#### [Data entries for graphics]

=== Section Start ===

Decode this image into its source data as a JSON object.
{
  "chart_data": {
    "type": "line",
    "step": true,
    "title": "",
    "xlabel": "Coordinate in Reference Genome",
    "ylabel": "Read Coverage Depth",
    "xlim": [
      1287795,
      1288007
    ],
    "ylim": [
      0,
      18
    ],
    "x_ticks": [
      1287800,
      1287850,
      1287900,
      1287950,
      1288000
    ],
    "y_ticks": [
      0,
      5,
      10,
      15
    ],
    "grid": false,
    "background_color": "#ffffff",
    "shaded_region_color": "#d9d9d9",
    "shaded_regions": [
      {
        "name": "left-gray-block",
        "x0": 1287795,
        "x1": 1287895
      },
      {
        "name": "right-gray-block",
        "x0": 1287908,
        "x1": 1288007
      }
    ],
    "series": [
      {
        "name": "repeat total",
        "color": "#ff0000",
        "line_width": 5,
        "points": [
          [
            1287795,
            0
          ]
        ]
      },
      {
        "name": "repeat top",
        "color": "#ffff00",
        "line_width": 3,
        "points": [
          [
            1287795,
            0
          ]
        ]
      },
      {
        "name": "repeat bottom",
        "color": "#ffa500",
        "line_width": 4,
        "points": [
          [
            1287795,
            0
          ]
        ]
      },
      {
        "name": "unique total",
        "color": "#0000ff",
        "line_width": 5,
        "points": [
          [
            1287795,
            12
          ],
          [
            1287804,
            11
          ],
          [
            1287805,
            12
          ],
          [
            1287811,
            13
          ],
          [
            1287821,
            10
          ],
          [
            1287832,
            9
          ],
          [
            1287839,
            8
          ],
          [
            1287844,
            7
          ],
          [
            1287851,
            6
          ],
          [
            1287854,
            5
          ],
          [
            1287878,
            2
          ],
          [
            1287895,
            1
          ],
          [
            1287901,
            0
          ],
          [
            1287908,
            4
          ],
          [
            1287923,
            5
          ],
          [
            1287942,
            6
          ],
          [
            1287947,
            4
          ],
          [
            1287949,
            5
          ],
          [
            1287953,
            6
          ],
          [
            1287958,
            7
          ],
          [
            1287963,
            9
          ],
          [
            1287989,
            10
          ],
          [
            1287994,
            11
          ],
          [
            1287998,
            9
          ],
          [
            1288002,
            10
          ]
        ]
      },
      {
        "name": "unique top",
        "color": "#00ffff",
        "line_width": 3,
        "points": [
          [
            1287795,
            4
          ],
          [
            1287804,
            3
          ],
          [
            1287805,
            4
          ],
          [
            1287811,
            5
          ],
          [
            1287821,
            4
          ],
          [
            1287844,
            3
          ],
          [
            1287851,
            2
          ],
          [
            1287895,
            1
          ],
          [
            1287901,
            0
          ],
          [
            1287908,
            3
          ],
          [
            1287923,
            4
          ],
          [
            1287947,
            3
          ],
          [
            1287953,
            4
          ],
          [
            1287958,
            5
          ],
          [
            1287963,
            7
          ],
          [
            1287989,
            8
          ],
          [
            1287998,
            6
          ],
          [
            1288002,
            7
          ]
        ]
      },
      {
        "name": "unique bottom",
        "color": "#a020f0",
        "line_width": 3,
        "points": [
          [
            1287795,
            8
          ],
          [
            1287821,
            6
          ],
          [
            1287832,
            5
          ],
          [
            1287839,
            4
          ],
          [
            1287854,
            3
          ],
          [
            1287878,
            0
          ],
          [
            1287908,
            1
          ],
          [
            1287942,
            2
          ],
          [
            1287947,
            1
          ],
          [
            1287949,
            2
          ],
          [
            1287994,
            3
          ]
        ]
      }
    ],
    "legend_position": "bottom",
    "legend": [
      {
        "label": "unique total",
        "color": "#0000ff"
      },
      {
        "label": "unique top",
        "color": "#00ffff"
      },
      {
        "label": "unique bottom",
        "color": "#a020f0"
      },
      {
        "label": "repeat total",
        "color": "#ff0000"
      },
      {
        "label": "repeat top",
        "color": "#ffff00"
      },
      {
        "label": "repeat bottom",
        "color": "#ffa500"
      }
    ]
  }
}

=== Section End ===

#### [Try it]
Output the records in full. Match them exactly.

#### [Expected answer]
Decode this image into its source data as a JSON object.
{
  "chart_data": {
    "type": "line",
    "step": true,
    "title": "",
    "xlabel": "Coordinate in Reference Genome",
    "ylabel": "Read Coverage Depth",
    "xlim": [
      1287795,
      1288007
    ],
    "ylim": [
      0,
      18
    ],
    "x_ticks": [
      1287800,
      1287850,
      1287900,
      1287950,
      1288000
    ],
    "y_ticks": [
      0,
      5,
      10,
      15
    ],
    "grid": false,
    "background_color": "#ffffff",
    "shaded_region_color": "#d9d9d9",
    "shaded_regions": [
      {
        "name": "left-gray-block",
        "x0": 1287795,
        "x1": 1287895
      },
      {
        "name": "right-gray-block",
        "x0": 1287908,
        "x1": 1288007
      }
    ],
    "series": [
      {
        "name": "repeat total",
        "color": "#ff0000",
        "line_width": 5,
        "points": [
          [
            1287795,
            0
          ]
        ]
      },
      {
        "name": "repeat top",
        "color": "#ffff00",
        "line_width": 3,
        "points": [
          [
            1287795,
            0
          ]
        ]
      },
      {
        "name": "repeat bottom",
        "color": "#ffa500",
        "line_width": 4,
        "points": [
          [
            1287795,
            0
          ]
        ]
      },
      {
        "name": "unique total",
        "color": "#0000ff",
        "line_width": 5,
        "points": [
          [
            1287795,
            12
          ],
          [
            1287804,
            11
          ],
          [
            1287805,
            12
          ],
          [
            1287811,
            13
          ],
          [
            1287821,
            10
          ],
          [
            1287832,
            9
          ],
          [
            1287839,
            8
          ],
          [
            1287844,
            7
          ],
          [
            1287851,
            6
          ],
          [
            1287854,
            5
          ],
          [
            1287878,
            2
          ],
          [
            1287895,
            1
          ],
          [
            1287901,
            0
          ],
          [
            1287908,
            4
          ],
          [
            1287923,
            5
          ],
          [
            1287942,
            6
          ],
          [
            1287947,
            4
          ],
          [
            1287949,
            5
          ],
          [
            1287953,
            6
          ],
          [
            1287958,
            7
          ],
          [
            1287963,
            9
          ],
          [
            1287989,
            10
          ],
          [
            1287994,
            11
          ],
          [
            1287998,
            9
          ],
          [
            1288002,
            10
          ]
        ]
      },
      {
        "name": "unique top",
        "color": "#00ffff",
        "line_width": 3,
        "points": [
          [
            1287795,
            4
          ],
          [
            1287804,
            3
          ],
          [
            1287805,
            4
          ],
          [
            1287811,
            5
          ],
          [
            1287821,
            4
          ],
          [
            1287844,
            3
          ],
          [
            1287851,
            2
          ],
          [
            1287895,
            1
          ],
          [
            1287901,
            0
          ],
          [
            1287908,
            3
          ],
          [
            1287923,
            4
          ],
          [
            1287947,
            3
          ],
          [
            1287953,
            4
          ],
          [
            1287958,
            5
          ],
          [
            1287963,
            7
          ],
          [
            1287989,
            8
          ],
          [
            1287998,
            6
          ],
          [
            1288002,
            7
          ]
        ]
      },
      {
        "name": "unique bottom",
        "color": "#a020f0",
        "line_width": 3,
        "points": [
          [
            1287795,
            8
          ],
          [
            1287821,
            6
          ],
          [
            1287832,
            5
          ],
          [
            1287839,
            4
          ],
          [
            1287854,
            3
          ],
          [
            1287878,
            0
          ],
          [
            1287908,
            1
          ],
          [
            1287942,
            2
          ],
          [
            1287947,
            1
          ],
          [
            1287949,
            2
          ],
          [
            1287994,
            3
          ]
        ]
      }
    ],
    "legend_position": "bottom",
    "legend": [
      {
        "label": "unique total",
        "color": "#0000ff"
      },
      {
        "label": "unique top",
        "color": "#00ffff"
      },
      {
        "label": "unique bottom",
        "color": "#a020f0"
      },
      {
        "label": "repeat total",
        "color": "#ff0000"
      },
      {
        "label": "repeat top",
        "color": "#ffff00"
      },
      {
        "label": "repeat bottom",
        "color": "#ffa500"
      }
    ]
  }
}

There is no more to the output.